§ **DIRECTION**
Leave out the pictures and copy each record below exactly.
start STORED DATA
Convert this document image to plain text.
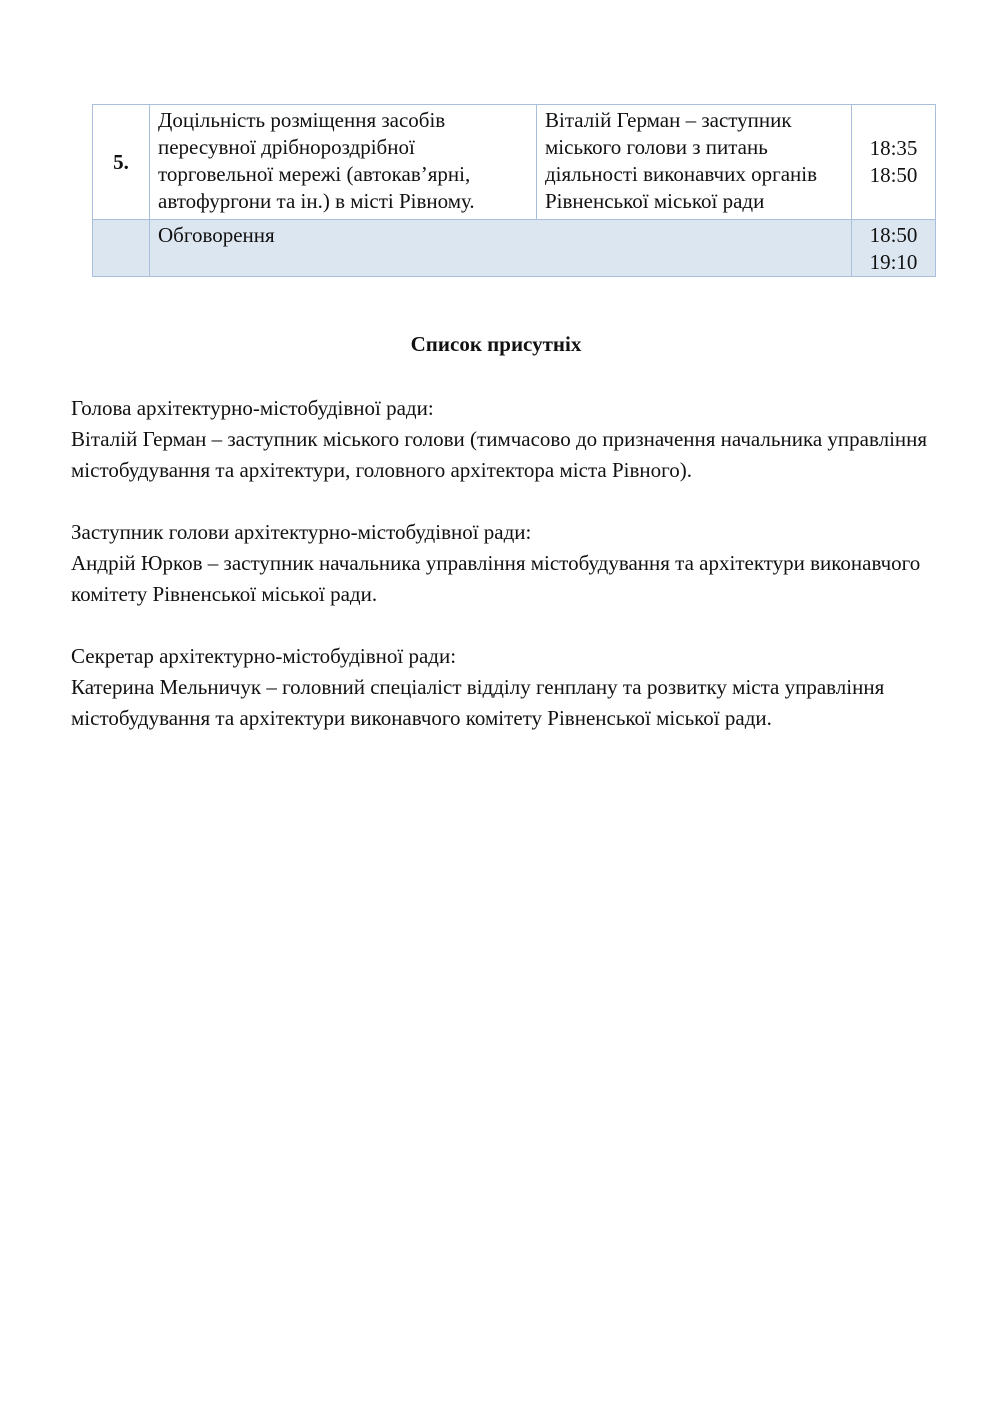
5.	Доцільність розміщення засобів пересувної дрібнороздрібної торговельної мережі (автокав’ярні, автофургони та ін.) в місті Рівному.	Віталій Герман – заступник міського голови з питань діяльності виконавчих органів Рівненської міської ради	18:35
18:50

	Обговорення		18:50
19:10
Список присутніх

Голова архітектурно-містобудівної ради:

Віталій Герман – заступник міського голови (тимчасово до призначення начальника управління містобудування та архітектури, головного архітектора міста Рівного).

Заступник голови архітектурно-містобудівної ради:

Андрій Юрков – заступник начальника управління містобудування та архітектури виконавчого комітету Рівненської міської ради.

Секретар архітектурно-містобудівної ради:

Катерина Мельничук – головний спеціаліст відділу генплану та розвитку міста управління містобудування та архітектури виконавчого комітету Рівненської міської ради.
end STORED DATA
§ **RESPONSE TO THE EXERCISE**
Convert this document image to plain text.
5.	Доцільність розміщення засобів пересувної дрібнороздрібної торговельної мережі (автокав’ярні, автофургони та ін.) в місті Рівному.	Віталій Герман – заступник міського голови з питань діяльності виконавчих органів Рівненської міської ради	18:35
18:50

	Обговорення		18:50
19:10
Список присутніх

Голова архітектурно-містобудівної ради:

Віталій Герман – заступник міського голови (тимчасово до призначення начальника управління містобудування та архітектури, головного архітектора міста Рівного).

Заступник голови архітектурно-містобудівної ради:

Андрій Юрков – заступник начальника управління містобудування та архітектури виконавчого комітету Рівненської міської ради.

Секретар архітектурно-містобудівної ради:

Катерина Мельничук – головний спеціаліст відділу генплану та розвитку міста управління містобудування та архітектури виконавчого комітету Рівненської міської ради.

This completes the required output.